ASSIGNMENT: Find how many lines in the entries below carry the word "framtida" and answer with only that figure.

DATA SUPPLIED:
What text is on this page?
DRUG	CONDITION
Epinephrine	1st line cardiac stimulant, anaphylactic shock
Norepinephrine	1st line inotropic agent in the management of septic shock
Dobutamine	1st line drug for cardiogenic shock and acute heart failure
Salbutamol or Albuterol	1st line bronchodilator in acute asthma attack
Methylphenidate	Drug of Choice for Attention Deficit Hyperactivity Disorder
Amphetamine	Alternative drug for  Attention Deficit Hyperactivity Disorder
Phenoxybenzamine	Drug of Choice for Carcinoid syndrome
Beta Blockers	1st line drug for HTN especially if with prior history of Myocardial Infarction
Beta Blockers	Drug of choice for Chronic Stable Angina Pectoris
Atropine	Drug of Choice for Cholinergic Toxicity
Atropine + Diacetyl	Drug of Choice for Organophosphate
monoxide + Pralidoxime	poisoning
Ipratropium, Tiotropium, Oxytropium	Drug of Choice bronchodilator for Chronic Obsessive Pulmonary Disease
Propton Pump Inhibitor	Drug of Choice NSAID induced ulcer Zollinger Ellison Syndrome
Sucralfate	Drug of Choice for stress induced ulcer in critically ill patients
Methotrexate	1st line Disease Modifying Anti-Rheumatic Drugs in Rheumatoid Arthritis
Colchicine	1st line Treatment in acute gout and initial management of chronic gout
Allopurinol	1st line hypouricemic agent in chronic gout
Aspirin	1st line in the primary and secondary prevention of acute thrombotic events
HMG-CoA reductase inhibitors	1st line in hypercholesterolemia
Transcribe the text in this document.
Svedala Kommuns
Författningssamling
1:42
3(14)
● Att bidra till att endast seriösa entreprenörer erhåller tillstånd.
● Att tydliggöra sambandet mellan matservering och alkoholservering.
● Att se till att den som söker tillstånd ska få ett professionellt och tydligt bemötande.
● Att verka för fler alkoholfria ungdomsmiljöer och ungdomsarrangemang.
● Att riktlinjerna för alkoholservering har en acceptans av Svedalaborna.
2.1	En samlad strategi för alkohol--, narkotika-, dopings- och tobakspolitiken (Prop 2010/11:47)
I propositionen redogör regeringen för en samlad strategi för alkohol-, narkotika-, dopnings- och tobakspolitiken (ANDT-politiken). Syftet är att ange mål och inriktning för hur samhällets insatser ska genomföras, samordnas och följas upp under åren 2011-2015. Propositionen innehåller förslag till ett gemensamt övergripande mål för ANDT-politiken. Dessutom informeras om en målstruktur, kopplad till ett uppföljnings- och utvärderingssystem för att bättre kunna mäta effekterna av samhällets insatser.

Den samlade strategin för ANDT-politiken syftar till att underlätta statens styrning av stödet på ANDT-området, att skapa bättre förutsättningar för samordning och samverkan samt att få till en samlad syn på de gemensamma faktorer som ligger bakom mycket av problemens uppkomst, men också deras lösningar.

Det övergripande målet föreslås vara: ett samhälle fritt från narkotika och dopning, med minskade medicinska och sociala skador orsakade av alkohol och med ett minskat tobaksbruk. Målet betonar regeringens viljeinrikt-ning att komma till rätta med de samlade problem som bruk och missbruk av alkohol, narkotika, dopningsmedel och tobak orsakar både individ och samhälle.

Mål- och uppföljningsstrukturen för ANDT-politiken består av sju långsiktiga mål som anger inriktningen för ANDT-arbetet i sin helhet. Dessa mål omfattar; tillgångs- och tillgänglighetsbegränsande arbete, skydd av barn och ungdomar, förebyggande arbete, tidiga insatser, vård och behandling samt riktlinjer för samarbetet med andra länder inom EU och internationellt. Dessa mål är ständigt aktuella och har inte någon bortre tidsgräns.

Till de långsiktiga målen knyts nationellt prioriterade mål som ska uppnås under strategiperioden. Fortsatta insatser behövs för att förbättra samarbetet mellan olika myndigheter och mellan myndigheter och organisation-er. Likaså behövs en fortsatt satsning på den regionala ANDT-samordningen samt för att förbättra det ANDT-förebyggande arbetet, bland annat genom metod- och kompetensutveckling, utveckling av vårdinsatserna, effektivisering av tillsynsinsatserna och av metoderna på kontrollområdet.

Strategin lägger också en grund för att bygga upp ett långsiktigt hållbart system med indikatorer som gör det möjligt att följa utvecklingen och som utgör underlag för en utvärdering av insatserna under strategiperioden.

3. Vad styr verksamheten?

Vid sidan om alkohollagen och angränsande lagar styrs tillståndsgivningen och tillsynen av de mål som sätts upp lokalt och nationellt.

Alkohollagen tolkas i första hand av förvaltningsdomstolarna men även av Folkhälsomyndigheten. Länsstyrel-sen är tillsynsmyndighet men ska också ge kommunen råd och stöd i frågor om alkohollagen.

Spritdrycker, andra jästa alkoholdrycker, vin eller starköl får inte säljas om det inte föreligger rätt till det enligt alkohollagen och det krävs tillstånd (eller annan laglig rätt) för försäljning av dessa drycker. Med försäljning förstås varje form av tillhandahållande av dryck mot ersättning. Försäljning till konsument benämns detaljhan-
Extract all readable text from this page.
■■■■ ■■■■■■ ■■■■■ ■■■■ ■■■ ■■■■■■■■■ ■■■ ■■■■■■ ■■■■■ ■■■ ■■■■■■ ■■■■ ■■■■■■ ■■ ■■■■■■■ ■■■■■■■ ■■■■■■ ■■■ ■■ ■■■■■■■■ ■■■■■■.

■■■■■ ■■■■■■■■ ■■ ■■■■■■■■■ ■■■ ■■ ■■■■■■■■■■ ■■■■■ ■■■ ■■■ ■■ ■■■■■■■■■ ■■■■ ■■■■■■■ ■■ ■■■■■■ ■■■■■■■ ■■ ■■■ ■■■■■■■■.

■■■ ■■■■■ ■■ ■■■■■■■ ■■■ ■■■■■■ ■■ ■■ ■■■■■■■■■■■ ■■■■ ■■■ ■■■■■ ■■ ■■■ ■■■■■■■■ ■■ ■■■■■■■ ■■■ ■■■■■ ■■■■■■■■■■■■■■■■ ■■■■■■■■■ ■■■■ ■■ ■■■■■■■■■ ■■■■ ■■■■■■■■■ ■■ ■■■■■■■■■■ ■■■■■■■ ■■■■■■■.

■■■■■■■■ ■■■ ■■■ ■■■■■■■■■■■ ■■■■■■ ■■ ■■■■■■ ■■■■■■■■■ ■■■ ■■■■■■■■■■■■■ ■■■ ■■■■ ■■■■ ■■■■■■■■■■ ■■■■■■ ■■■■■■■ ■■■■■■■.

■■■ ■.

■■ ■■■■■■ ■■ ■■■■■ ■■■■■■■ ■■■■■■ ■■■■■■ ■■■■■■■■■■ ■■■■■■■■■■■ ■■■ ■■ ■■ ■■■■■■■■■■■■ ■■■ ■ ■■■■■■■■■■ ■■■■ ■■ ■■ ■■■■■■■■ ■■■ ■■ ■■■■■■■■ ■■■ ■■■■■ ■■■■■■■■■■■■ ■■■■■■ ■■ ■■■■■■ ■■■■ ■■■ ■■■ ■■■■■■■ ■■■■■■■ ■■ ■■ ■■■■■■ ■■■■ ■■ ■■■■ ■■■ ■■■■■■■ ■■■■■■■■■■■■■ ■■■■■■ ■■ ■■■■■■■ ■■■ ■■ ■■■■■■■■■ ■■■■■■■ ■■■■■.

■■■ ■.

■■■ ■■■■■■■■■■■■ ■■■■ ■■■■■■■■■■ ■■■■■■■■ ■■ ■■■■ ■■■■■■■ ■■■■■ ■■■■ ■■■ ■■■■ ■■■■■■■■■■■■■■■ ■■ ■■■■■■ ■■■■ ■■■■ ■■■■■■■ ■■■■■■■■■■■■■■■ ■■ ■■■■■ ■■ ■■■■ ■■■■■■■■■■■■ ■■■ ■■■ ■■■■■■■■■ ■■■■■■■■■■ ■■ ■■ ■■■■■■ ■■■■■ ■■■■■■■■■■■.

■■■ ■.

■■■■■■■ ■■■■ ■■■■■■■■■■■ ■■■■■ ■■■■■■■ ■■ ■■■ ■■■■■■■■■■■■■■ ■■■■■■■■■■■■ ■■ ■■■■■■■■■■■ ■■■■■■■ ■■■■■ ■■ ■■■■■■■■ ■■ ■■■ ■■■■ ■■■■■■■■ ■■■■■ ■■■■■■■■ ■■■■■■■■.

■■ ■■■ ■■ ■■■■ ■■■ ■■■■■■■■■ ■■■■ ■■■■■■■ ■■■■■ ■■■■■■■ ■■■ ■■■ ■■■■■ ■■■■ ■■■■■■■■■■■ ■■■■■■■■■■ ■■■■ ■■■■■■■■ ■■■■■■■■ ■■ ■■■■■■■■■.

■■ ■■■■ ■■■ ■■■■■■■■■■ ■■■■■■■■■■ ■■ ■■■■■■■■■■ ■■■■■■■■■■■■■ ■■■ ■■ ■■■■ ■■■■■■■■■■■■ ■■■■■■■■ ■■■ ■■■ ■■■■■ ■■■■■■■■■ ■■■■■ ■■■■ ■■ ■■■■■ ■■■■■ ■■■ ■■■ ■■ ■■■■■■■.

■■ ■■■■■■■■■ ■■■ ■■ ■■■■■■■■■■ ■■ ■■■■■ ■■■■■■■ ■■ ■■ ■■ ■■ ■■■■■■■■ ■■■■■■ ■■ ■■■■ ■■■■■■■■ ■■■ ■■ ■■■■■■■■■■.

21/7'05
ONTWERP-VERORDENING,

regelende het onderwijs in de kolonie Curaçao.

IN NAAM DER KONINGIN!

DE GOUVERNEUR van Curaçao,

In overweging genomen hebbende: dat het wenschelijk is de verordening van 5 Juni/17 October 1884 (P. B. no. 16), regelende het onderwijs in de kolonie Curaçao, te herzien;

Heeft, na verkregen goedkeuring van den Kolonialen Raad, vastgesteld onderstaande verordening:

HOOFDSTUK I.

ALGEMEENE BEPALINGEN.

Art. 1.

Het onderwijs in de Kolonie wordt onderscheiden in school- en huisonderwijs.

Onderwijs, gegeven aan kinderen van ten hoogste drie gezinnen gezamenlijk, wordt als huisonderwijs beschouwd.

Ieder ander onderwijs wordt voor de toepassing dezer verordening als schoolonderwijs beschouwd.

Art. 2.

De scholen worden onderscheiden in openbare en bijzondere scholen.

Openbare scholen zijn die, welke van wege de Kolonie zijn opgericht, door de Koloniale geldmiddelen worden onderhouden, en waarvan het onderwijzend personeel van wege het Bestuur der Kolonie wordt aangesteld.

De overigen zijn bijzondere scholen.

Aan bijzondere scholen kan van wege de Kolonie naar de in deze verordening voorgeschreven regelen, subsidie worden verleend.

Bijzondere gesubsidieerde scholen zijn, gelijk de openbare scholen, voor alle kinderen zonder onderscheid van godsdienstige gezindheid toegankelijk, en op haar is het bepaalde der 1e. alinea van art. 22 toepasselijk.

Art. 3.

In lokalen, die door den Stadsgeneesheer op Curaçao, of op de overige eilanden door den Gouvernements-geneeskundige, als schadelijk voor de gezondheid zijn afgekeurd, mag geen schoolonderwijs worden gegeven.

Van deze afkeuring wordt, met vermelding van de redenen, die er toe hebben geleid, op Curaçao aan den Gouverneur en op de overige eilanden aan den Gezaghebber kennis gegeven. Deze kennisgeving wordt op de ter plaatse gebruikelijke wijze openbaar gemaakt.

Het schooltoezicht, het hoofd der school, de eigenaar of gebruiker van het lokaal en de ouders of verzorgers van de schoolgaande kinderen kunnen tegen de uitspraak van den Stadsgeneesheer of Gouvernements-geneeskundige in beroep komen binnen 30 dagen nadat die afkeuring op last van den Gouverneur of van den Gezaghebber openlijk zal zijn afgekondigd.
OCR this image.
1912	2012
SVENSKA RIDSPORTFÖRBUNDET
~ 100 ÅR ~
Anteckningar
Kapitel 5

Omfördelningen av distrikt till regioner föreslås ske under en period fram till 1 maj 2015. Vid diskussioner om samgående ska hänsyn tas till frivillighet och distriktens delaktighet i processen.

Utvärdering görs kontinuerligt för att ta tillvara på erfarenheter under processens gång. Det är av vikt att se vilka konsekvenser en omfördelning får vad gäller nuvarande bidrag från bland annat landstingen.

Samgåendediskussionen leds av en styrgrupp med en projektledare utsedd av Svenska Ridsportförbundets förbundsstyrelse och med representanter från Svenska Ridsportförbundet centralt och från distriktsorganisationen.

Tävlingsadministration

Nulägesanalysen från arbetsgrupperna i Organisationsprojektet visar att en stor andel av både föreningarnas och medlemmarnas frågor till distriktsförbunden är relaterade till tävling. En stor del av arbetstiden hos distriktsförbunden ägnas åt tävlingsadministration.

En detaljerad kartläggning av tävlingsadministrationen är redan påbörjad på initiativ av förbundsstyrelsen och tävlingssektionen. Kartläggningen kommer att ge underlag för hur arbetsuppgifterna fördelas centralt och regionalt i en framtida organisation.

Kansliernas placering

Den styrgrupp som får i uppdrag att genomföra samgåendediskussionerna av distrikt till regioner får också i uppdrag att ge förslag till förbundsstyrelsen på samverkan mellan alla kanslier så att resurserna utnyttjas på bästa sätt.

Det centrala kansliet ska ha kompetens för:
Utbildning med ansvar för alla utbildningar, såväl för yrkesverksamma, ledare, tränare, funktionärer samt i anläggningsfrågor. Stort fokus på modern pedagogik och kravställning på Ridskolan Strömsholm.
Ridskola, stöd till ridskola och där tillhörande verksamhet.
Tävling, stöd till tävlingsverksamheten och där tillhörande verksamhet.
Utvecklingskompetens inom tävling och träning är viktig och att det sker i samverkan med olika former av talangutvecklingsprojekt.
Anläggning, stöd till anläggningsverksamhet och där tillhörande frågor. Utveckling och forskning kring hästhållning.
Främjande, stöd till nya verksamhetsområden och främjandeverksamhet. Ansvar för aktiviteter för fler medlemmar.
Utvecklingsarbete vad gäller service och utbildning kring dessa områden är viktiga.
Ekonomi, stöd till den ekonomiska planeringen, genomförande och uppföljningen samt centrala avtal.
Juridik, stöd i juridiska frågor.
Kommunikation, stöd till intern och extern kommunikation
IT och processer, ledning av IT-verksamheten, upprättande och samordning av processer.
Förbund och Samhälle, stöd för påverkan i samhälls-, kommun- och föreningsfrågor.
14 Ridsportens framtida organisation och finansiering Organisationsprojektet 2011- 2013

ANSWER BOX: 2